* What is asked
Restate each of the lines given below, word for word.

* Input data

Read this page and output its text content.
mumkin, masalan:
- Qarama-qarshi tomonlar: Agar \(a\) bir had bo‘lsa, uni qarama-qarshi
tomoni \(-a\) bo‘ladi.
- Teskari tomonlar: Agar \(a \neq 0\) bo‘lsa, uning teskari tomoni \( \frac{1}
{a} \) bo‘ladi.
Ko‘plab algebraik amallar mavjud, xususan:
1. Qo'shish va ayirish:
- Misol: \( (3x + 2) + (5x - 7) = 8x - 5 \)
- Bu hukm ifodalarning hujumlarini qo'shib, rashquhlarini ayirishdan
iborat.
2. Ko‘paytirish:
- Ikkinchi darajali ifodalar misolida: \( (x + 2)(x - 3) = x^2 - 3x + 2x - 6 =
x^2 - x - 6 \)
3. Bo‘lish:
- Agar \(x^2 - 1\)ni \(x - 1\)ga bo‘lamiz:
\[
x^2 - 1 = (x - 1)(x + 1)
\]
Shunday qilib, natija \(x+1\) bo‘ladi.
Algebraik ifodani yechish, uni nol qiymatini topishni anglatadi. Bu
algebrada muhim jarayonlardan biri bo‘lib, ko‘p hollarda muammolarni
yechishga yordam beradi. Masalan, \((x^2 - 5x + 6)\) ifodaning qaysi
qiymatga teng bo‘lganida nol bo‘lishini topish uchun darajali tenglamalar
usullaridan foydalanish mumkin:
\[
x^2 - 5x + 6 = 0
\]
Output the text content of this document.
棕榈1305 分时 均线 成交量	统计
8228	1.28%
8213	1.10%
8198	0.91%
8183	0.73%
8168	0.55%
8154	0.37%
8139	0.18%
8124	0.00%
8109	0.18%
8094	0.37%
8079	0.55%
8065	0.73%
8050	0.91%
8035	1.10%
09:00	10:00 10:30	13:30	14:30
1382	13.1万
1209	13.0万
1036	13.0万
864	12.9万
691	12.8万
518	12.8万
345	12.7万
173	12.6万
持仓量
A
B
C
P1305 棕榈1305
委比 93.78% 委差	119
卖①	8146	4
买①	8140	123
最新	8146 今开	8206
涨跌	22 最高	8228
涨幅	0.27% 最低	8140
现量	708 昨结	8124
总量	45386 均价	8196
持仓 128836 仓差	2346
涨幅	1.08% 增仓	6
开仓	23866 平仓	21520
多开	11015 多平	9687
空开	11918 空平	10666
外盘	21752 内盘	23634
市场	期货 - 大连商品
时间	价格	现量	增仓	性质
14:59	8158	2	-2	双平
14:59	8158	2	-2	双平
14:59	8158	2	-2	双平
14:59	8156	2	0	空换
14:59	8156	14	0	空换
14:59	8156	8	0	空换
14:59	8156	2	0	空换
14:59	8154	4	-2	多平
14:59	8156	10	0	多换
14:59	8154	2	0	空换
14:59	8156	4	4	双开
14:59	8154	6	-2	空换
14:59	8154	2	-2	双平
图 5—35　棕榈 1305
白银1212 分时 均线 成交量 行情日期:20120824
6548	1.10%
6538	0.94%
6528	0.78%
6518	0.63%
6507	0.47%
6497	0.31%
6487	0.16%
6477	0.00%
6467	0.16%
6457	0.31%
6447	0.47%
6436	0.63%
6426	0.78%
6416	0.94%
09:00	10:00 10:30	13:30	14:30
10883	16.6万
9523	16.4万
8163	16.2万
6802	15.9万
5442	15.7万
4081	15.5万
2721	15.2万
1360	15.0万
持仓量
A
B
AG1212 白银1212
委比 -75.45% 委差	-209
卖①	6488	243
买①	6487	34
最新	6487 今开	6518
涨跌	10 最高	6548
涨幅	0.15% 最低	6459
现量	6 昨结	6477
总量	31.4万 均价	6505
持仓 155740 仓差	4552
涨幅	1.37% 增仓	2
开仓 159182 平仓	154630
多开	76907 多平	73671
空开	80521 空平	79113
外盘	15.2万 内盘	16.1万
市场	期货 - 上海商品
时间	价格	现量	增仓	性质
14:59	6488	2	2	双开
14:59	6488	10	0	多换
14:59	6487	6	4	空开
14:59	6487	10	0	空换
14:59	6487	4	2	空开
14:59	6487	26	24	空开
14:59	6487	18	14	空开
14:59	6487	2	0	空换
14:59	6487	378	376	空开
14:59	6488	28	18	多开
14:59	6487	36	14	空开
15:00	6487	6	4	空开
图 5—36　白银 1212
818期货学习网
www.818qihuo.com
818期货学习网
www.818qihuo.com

* Finished exercise
Read this page and output its text content.
mumkin, masalan:
- Qarama-qarshi tomonlar: Agar \(a\) bir had bo‘lsa, uni qarama-qarshi
tomoni \(-a\) bo‘ladi.
- Teskari tomonlar: Agar \(a \neq 0\) bo‘lsa, uning teskari tomoni \( \frac{1}
{a} \) bo‘ladi.
Ko‘plab algebraik amallar mavjud, xususan:
1. Qo'shish va ayirish:
- Misol: \( (3x + 2) + (5x - 7) = 8x - 5 \)
- Bu hukm ifodalarning hujumlarini qo'shib, rashquhlarini ayirishdan
iborat.
2. Ko‘paytirish:
- Ikkinchi darajali ifodalar misolida: \( (x + 2)(x - 3) = x^2 - 3x + 2x - 6 =
x^2 - x - 6 \)
3. Bo‘lish:
- Agar \(x^2 - 1\)ni \(x - 1\)ga bo‘lamiz:
\[
x^2 - 1 = (x - 1)(x + 1)
\]
Shunday qilib, natija \(x+1\) bo‘ladi.
Algebraik ifodani yechish, uni nol qiymatini topishni anglatadi. Bu
algebrada muhim jarayonlardan biri bo‘lib, ko‘p hollarda muammolarni
yechishga yordam beradi. Masalan, \((x^2 - 5x + 6)\) ifodaning qaysi
qiymatga teng bo‘lganida nol bo‘lishini topish uchun darajali tenglamalar
usullaridan foydalanish mumkin:
\[
x^2 - 5x + 6 = 0
\]
Output the text content of this document.
棕榈1305 分时 均线 成交量	统计
8228	1.28%
8213	1.10%
8198	0.91%
8183	0.73%
8168	0.55%
8154	0.37%
8139	0.18%
8124	0.00%
8109	0.18%
8094	0.37%
8079	0.55%
8065	0.73%
8050	0.91%
8035	1.10%
09:00	10:00 10:30	13:30	14:30
1382	13.1万
1209	13.0万
1036	13.0万
864	12.9万
691	12.8万
518	12.8万
345	12.7万
173	12.6万
持仓量
A
B
C
P1305 棕榈1305
委比 93.78% 委差	119
卖①	8146	4
买①	8140	123
最新	8146 今开	8206
涨跌	22 最高	8228
涨幅	0.27% 最低	8140
现量	708 昨结	8124
总量	45386 均价	8196
持仓 128836 仓差	2346
涨幅	1.08% 增仓	6
开仓	23866 平仓	21520
多开	11015 多平	9687
空开	11918 空平	10666
外盘	21752 内盘	23634
市场	期货 - 大连商品
时间	价格	现量	增仓	性质
14:59	8158	2	-2	双平
14:59	8158	2	-2	双平
14:59	8158	2	-2	双平
14:59	8156	2	0	空换
14:59	8156	14	0	空换
14:59	8156	8	0	空换
14:59	8156	2	0	空换
14:59	8154	4	-2	多平
14:59	8156	10	0	多换
14:59	8154	2	0	空换
14:59	8156	4	4	双开
14:59	8154	6	-2	空换
14:59	8154	2	-2	双平
图 5—35　棕榈 1305
白银1212 分时 均线 成交量 行情日期:20120824
6548	1.10%
6538	0.94%
6528	0.78%
6518	0.63%
6507	0.47%
6497	0.31%
6487	0.16%
6477	0.00%
6467	0.16%
6457	0.31%
6447	0.47%
6436	0.63%
6426	0.78%
6416	0.94%
09:00	10:00 10:30	13:30	14:30
10883	16.6万
9523	16.4万
8163	16.2万
6802	15.9万
5442	15.7万
4081	15.5万
2721	15.2万
1360	15.0万
持仓量
A
B
AG1212 白银1212
委比 -75.45% 委差	-209
卖①	6488	243
买①	6487	34
最新	6487 今开	6518
涨跌	10 最高	6548
涨幅	0.15% 最低	6459
现量	6 昨结	6477
总量	31.4万 均价	6505
持仓 155740 仓差	4552
涨幅	1.37% 增仓	2
开仓 159182 平仓	154630
多开	76907 多平	73671
空开	80521 空平	79113
外盘	15.2万 内盘	16.1万
市场	期货 - 上海商品
时间	价格	现量	增仓	性质
14:59	6488	2	2	双开
14:59	6488	10	0	多换
14:59	6487	6	4	空开
14:59	6487	10	0	空换
14:59	6487	4	2	空开
14:59	6487	26	24	空开
14:59	6487	18	14	空开
14:59	6487	2	0	空换
14:59	6487	378	376	空开
14:59	6488	28	18	多开
14:59	6487	36	14	空开
15:00	6487	6	4	空开
图 5—36　白银 1212
818期货学习网
www.818qihuo.com
818期货学习网
www.818qihuo.com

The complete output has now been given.